*Dataset items:*
- - -

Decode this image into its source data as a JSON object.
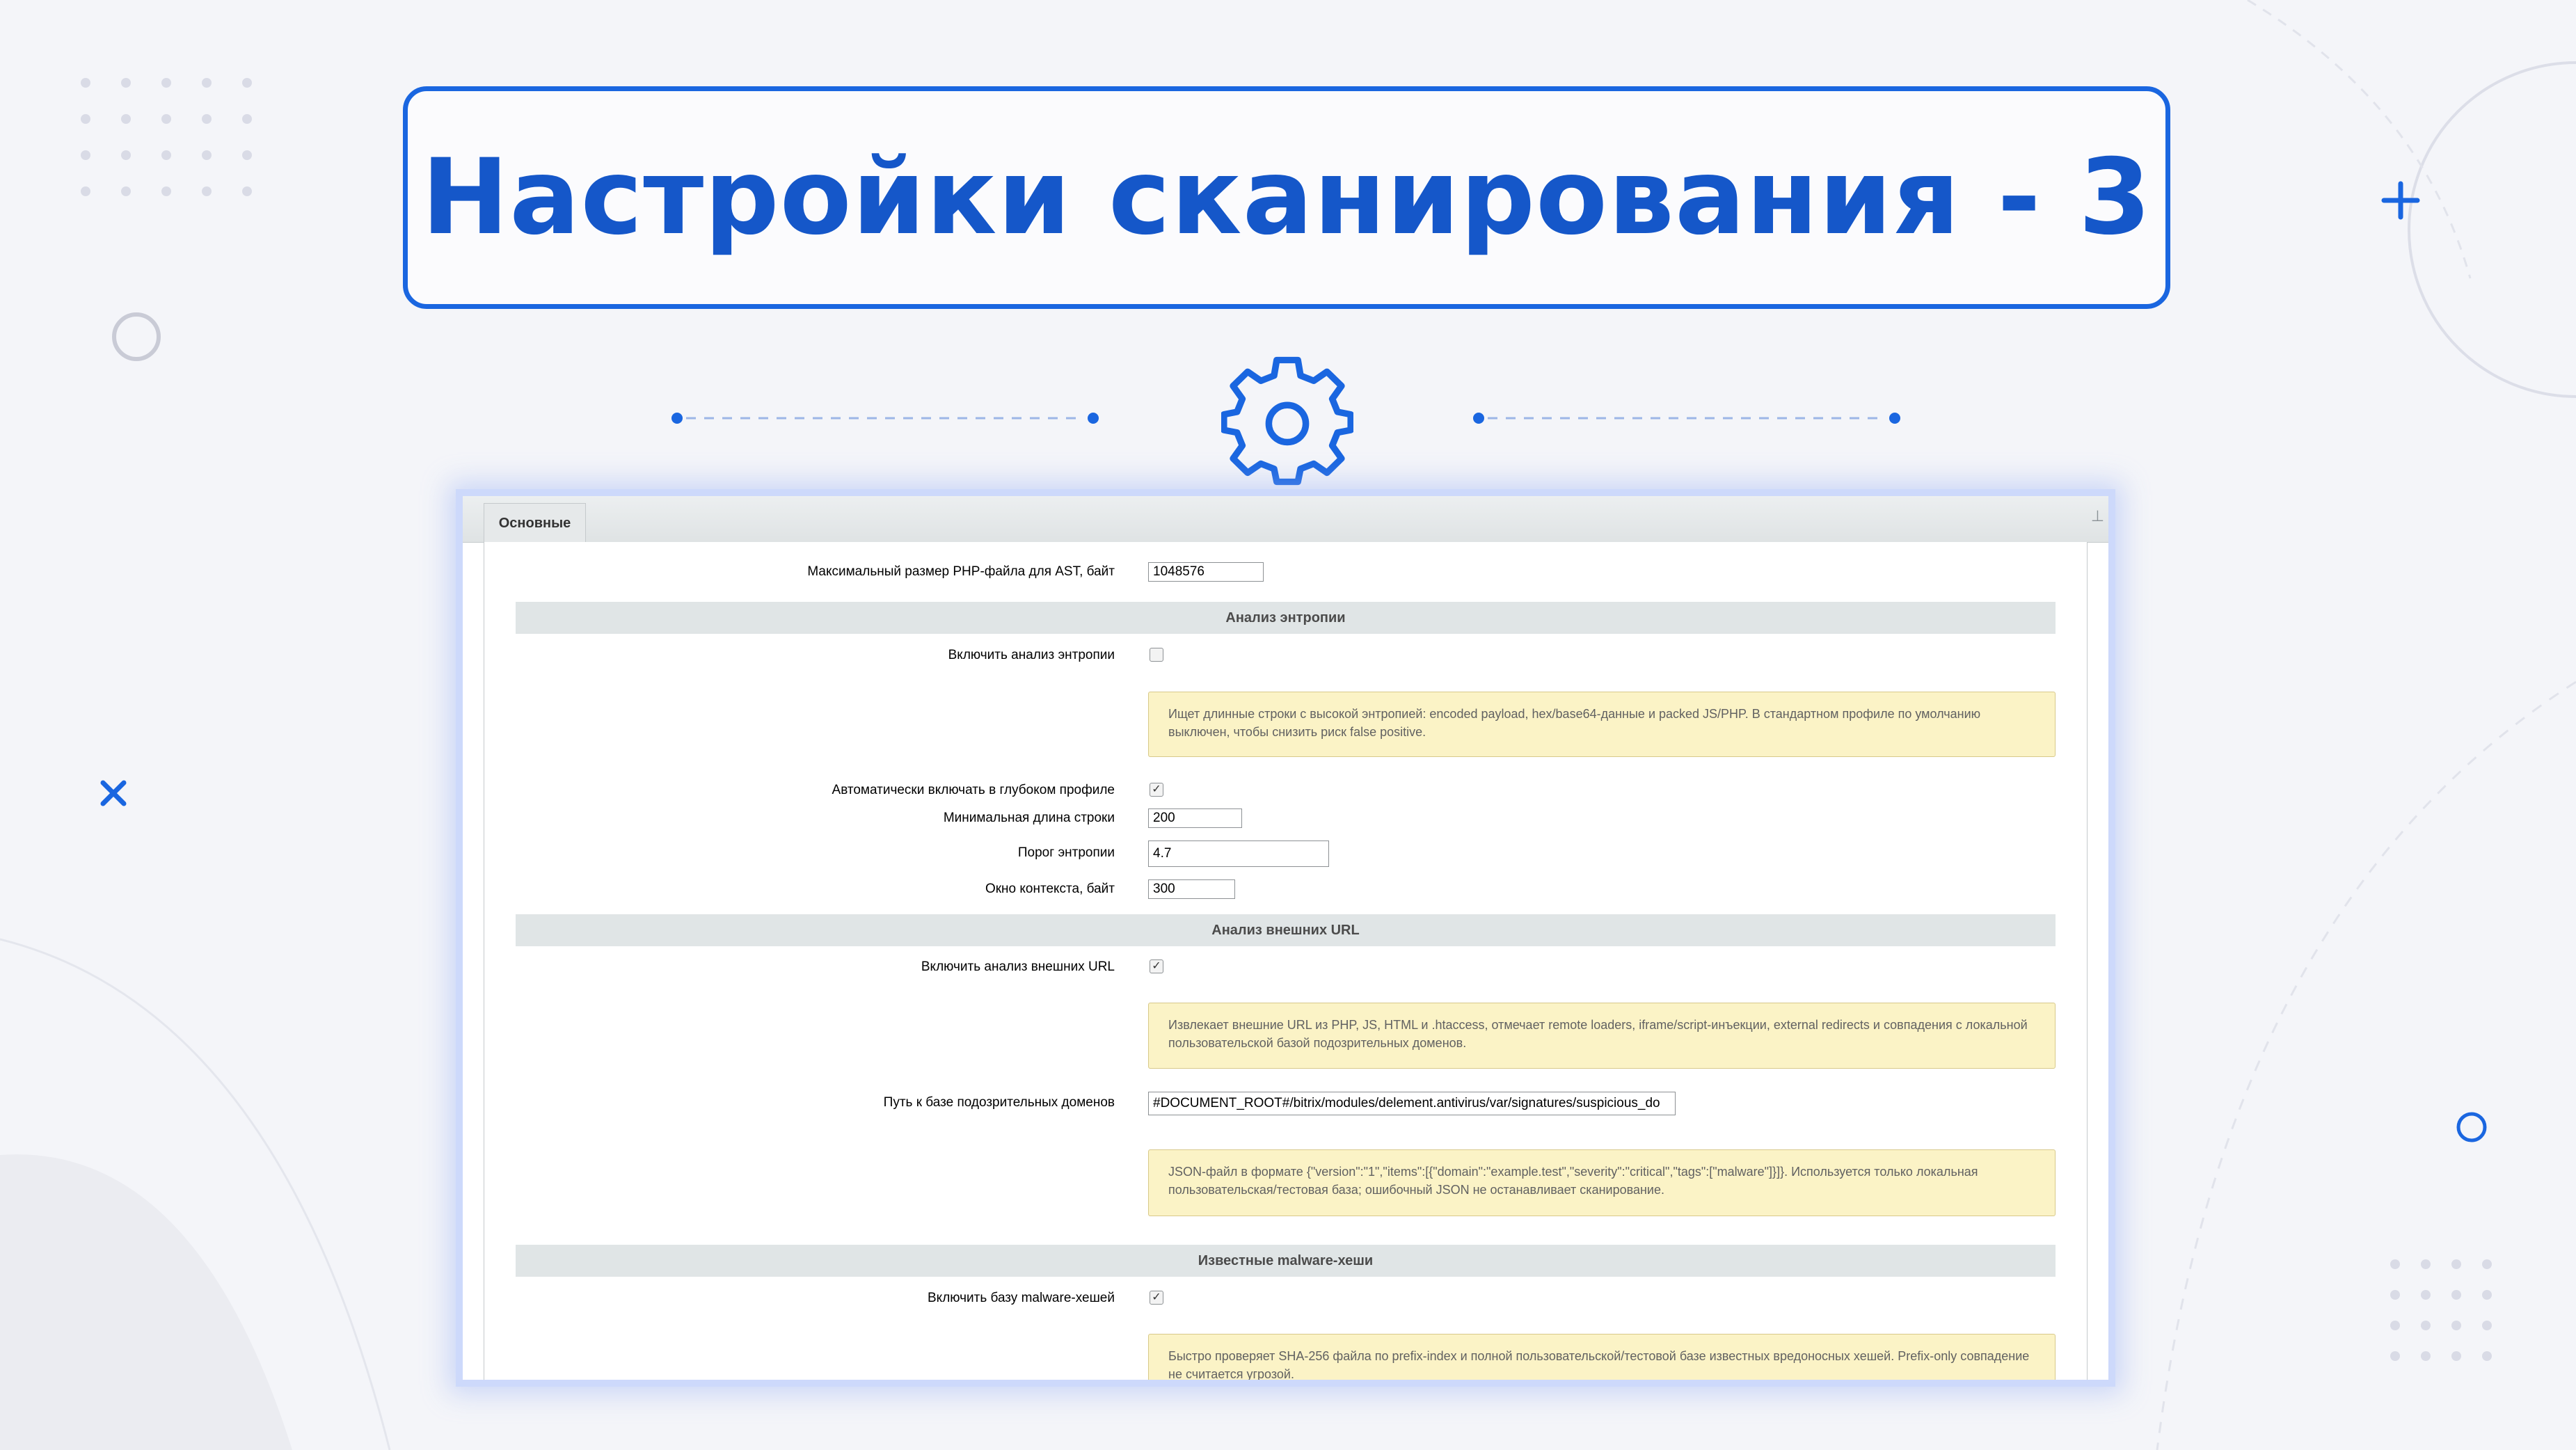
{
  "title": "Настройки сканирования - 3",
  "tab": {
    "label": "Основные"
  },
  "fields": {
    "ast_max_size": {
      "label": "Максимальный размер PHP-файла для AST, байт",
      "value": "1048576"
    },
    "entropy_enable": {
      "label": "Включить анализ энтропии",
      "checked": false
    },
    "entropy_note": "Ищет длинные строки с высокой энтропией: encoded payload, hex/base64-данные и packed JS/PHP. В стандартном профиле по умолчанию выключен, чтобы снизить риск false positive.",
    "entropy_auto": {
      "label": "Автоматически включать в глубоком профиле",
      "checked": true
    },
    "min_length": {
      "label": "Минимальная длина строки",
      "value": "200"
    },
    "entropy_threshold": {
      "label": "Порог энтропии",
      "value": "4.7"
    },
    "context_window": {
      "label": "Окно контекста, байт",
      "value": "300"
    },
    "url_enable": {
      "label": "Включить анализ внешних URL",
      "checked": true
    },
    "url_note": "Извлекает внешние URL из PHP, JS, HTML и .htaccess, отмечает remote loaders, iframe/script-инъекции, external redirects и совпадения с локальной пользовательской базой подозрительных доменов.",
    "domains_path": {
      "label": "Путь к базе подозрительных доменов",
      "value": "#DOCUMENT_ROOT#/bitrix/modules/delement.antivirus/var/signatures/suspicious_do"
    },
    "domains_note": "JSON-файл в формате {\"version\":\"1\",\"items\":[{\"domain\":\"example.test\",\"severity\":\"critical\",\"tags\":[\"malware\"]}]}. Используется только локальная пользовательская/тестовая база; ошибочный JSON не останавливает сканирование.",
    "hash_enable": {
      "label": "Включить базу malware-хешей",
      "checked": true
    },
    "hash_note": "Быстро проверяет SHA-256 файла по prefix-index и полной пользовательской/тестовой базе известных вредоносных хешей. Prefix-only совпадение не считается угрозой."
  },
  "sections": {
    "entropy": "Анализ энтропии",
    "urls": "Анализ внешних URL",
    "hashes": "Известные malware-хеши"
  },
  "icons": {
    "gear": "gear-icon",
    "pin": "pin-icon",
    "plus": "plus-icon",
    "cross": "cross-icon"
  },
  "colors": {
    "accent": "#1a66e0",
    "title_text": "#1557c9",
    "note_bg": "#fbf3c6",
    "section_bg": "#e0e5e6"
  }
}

- - -

*DIRECTIONS FOR THIS TASK:* Your task is to gather all lines from the entries above that hold the word "value".

*REPLY:*
      "value": "1048576"
      "value": "200"
      "value": "4.7"
      "value": "300"
      "value": "#DOCUMENT_ROOT#/bitrix/modules/delement.antivirus/var/signatures/suspicious_do"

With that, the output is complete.